***** TEXT BLOCK *****

Before the ink was dry on the LiveRamp deal, Publicis Group CEO Arthur Sadoun had personally sent 500 emails. To clients, to partners and to rival holdcos — all carrying the same message. Nothing changes. LiveRamp stays neutral. Your data is safe. He had to send those messages. The holdcos alone account for 5% of LiveRamp’s revenue. Losing them on day one would have complicated a rationale that goes well beyond advertising. It’s a $2.2 billion bet that the next trillion dollar market won’t go to the best media buyer. It’ll go to whoever can help clients build AI agents that their competitors can’t replicate.

Because anyone can license an AI model. That’s not the edge. According to Sadoun, the data is. Specifically, a set that spans 25,000 publisher domains, more than 500 data and tech partners in 14 markets and serves 800 clients — 250 of which are Fortune 500.

***** DATASET EXTRACT *****

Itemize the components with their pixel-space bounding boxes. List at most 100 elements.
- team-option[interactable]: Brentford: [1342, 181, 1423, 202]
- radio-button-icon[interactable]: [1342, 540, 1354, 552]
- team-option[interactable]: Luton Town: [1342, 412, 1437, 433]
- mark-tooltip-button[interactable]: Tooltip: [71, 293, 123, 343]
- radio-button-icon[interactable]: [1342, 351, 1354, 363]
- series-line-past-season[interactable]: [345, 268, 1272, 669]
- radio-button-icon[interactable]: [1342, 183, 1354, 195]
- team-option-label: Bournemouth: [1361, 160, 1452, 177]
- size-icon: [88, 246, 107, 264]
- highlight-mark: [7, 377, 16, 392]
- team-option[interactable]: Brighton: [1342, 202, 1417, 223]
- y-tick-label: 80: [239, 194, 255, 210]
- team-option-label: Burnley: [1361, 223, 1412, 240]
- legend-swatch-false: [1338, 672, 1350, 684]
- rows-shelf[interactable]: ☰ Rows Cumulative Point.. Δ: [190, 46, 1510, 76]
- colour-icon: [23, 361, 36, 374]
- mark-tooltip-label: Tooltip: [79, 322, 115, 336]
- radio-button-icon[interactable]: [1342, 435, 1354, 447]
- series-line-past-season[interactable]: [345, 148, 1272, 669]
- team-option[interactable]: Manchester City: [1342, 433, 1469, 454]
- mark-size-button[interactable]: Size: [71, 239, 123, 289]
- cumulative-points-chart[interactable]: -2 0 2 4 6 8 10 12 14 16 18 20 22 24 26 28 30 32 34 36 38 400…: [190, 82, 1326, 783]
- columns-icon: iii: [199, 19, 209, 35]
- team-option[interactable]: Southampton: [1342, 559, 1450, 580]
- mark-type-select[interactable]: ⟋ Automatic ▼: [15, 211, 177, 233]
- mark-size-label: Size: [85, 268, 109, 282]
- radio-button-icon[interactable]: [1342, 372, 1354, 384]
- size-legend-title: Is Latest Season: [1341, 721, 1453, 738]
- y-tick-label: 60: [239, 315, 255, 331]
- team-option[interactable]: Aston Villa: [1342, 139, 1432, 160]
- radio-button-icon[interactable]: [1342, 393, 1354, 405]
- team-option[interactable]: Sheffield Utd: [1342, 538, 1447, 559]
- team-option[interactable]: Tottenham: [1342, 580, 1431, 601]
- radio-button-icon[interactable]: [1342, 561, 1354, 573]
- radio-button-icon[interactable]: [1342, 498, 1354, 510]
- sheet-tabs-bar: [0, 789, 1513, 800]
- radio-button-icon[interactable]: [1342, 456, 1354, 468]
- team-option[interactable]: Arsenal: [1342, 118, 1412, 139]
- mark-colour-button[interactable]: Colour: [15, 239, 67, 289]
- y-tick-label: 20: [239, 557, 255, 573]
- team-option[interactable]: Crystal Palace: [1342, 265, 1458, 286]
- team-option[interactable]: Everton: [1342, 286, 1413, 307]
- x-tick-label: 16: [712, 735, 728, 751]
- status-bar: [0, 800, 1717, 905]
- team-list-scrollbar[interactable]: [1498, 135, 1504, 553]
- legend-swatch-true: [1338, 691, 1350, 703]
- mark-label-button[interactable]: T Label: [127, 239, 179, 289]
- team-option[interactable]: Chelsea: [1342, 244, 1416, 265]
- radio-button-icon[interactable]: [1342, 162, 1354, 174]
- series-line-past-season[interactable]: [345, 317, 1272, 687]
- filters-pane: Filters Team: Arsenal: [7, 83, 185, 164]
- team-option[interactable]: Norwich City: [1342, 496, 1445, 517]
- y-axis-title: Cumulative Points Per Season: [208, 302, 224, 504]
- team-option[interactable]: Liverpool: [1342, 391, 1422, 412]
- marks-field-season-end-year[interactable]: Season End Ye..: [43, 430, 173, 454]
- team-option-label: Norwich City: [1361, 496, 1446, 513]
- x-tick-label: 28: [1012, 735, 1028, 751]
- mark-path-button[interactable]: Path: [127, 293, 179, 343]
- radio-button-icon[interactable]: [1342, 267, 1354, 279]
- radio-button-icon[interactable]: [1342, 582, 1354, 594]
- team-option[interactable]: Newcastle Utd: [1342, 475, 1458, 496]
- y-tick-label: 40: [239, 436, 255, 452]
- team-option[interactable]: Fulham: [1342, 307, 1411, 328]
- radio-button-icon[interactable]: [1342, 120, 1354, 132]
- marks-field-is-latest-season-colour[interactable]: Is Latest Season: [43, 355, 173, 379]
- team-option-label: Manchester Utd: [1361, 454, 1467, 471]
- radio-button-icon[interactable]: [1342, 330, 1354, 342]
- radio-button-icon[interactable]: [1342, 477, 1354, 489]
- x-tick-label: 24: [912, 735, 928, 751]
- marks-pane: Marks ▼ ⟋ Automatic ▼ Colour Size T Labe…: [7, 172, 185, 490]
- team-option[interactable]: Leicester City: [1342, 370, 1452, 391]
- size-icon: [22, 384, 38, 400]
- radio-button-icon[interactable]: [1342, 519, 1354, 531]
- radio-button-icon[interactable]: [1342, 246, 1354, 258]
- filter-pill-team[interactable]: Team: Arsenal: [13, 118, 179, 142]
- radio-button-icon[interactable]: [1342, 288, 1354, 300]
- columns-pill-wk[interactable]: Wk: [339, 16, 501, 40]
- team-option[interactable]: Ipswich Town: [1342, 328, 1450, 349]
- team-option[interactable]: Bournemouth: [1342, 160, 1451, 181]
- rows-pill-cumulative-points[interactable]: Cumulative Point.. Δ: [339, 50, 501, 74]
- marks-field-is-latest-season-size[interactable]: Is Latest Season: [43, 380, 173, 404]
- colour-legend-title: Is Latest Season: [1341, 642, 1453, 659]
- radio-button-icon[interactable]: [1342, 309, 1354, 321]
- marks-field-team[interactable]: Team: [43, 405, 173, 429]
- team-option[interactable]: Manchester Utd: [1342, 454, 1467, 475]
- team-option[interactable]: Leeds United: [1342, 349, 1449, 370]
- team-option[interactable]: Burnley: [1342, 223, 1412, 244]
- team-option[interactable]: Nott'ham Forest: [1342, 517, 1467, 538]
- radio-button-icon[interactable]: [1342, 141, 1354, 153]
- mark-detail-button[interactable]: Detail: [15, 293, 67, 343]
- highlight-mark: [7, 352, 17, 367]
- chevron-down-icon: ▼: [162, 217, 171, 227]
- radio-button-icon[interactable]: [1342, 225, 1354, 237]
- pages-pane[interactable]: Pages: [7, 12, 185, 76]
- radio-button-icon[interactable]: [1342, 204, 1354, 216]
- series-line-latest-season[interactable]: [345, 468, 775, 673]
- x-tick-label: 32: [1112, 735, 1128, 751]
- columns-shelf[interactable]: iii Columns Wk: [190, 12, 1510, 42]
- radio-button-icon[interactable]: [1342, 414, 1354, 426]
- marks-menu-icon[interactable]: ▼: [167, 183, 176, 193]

*****

◆ **ACTIONS TO TAKE**:
[1] List the statements that, according to the passage about the LiveRamp deal, all of Arthur Sadoun's emails carried.
[2] Carry on the passage about the Publicis and LiveRamp deal, starting right after its final sentence.
The rows play no part in what is asked here.

◆ **RESPONSES PER TASK**:
[1]
- Nothing changes.
- LiveRamp stays neutral.
- Your data is safe.

[2]
What LiveRamp does is let those clients take the data they own (customer records, transaction history and behaviour signals) and thread it across the entire ecosystem without exposing the underlying details. The mechanism for that is RampID, a pseudonymous identifier that runs across publishers, retailers, CTV platforms and data partners. With it, a marketer can match its CRM list against a publisher’s audience, measure whether an ad drove a sale or run a campaign across the open web — all without the data ever leaving its owner’s hands thanks to its data clean room Habu.